▶ [Exercise]
Copy each line of the data below with the word "solid".

▶ [Provided records]
## Begin

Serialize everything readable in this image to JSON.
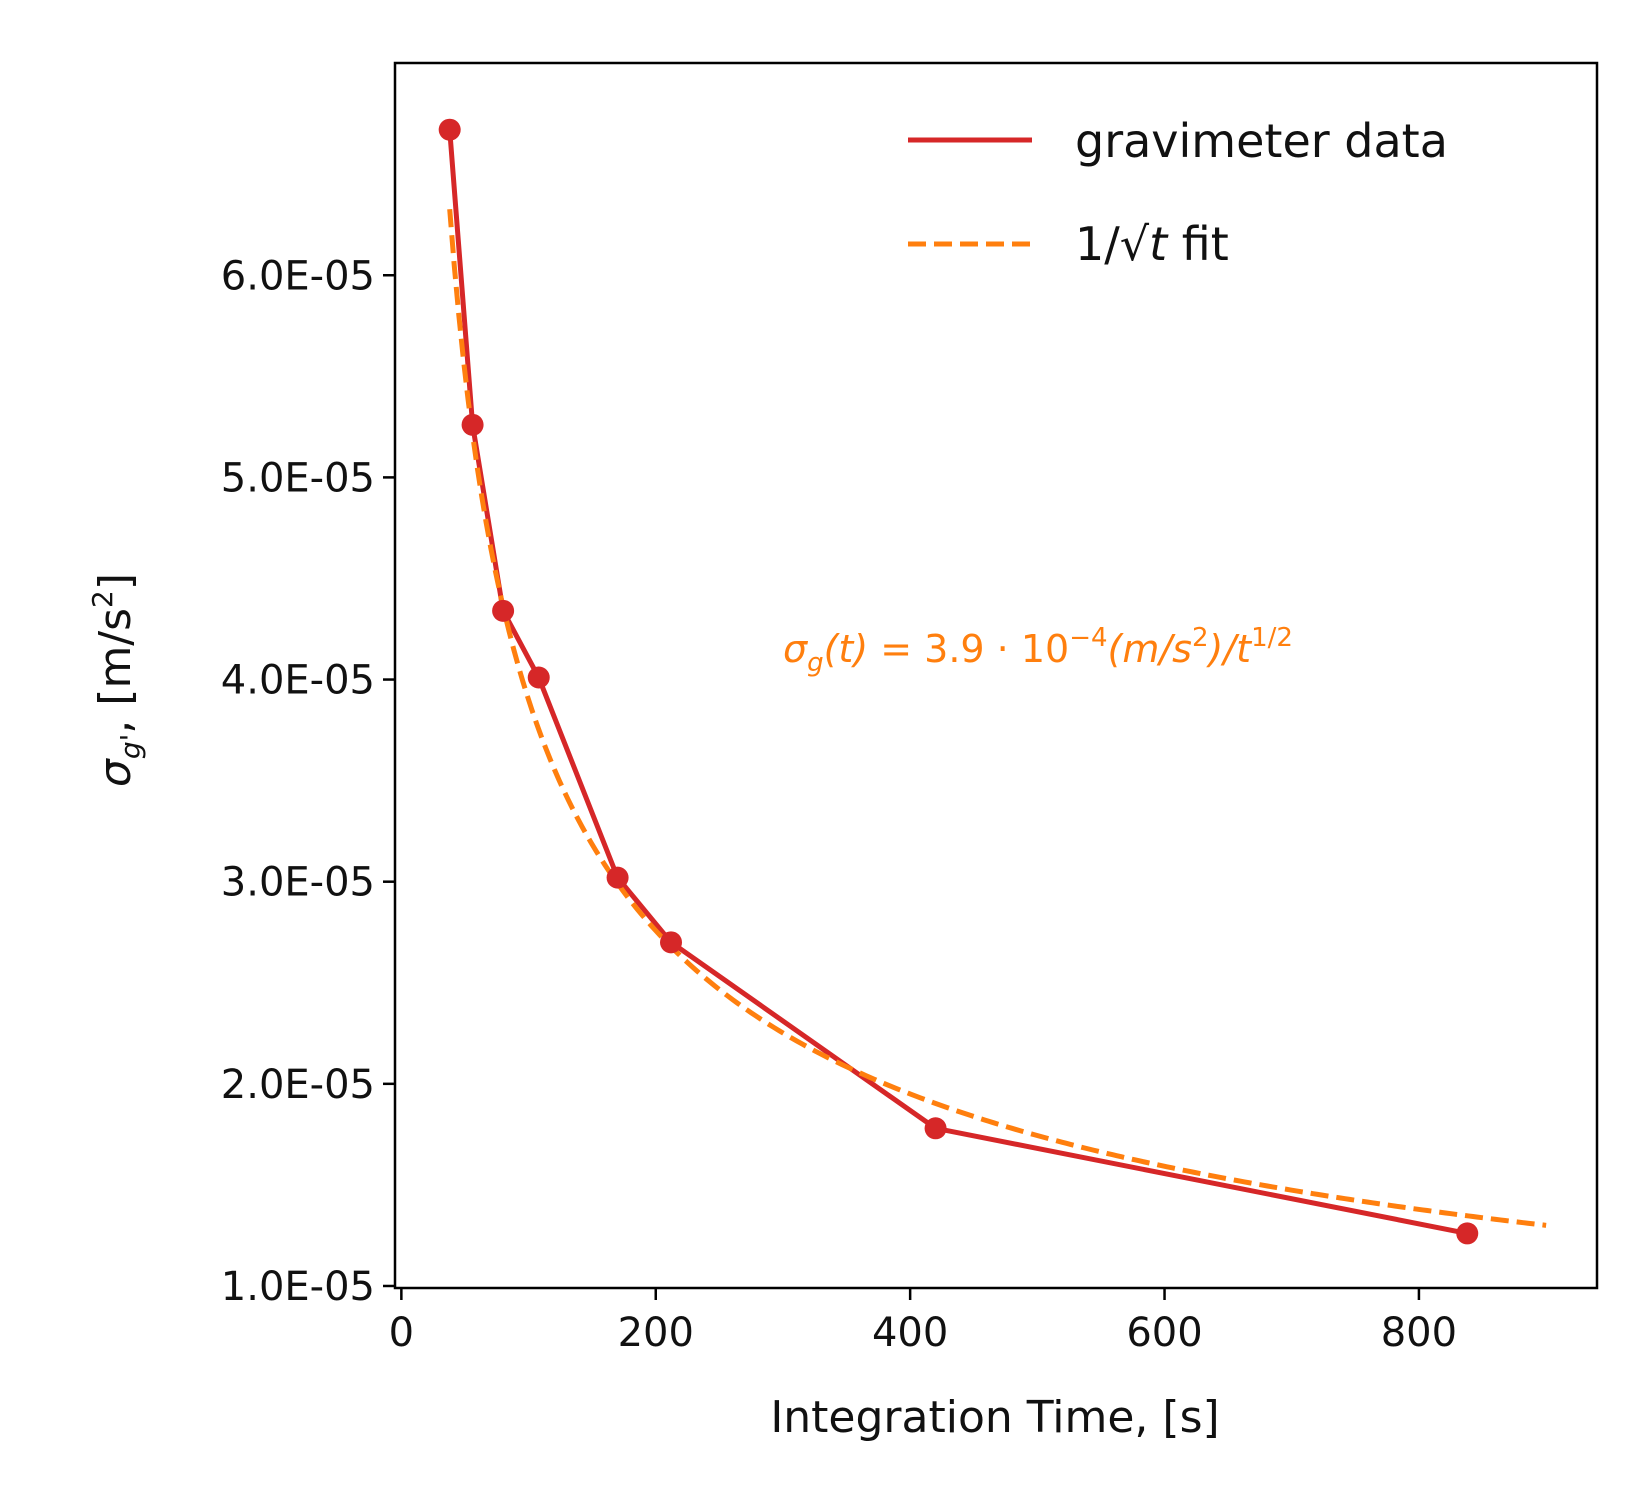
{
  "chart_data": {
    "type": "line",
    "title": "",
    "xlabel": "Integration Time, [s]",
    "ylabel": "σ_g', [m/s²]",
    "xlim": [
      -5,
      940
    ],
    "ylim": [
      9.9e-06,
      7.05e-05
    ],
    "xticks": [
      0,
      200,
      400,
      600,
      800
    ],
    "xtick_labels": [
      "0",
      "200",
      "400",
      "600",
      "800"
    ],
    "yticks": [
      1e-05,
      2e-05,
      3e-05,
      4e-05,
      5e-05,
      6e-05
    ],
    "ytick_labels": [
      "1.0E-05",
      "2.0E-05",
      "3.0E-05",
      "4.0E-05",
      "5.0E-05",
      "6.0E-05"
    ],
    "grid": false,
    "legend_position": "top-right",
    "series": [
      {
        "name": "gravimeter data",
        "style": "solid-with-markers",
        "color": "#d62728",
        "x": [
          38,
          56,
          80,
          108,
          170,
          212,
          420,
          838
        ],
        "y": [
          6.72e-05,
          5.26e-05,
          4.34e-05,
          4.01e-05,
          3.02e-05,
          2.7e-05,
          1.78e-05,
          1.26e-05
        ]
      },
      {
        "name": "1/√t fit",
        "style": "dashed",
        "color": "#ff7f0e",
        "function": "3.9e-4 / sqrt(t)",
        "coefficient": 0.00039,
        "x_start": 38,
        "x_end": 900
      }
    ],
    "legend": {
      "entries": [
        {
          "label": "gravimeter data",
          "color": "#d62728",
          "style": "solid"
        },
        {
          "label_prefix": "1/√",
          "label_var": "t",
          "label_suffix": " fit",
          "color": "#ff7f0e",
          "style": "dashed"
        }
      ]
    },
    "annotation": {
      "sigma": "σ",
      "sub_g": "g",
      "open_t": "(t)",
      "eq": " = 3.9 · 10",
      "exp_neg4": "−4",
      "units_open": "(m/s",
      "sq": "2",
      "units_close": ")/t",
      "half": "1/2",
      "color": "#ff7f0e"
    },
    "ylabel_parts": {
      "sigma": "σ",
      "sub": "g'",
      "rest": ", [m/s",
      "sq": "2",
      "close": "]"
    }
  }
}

## End

▶ [Response]
        "style": "solid-with-markers",
          "style": "solid"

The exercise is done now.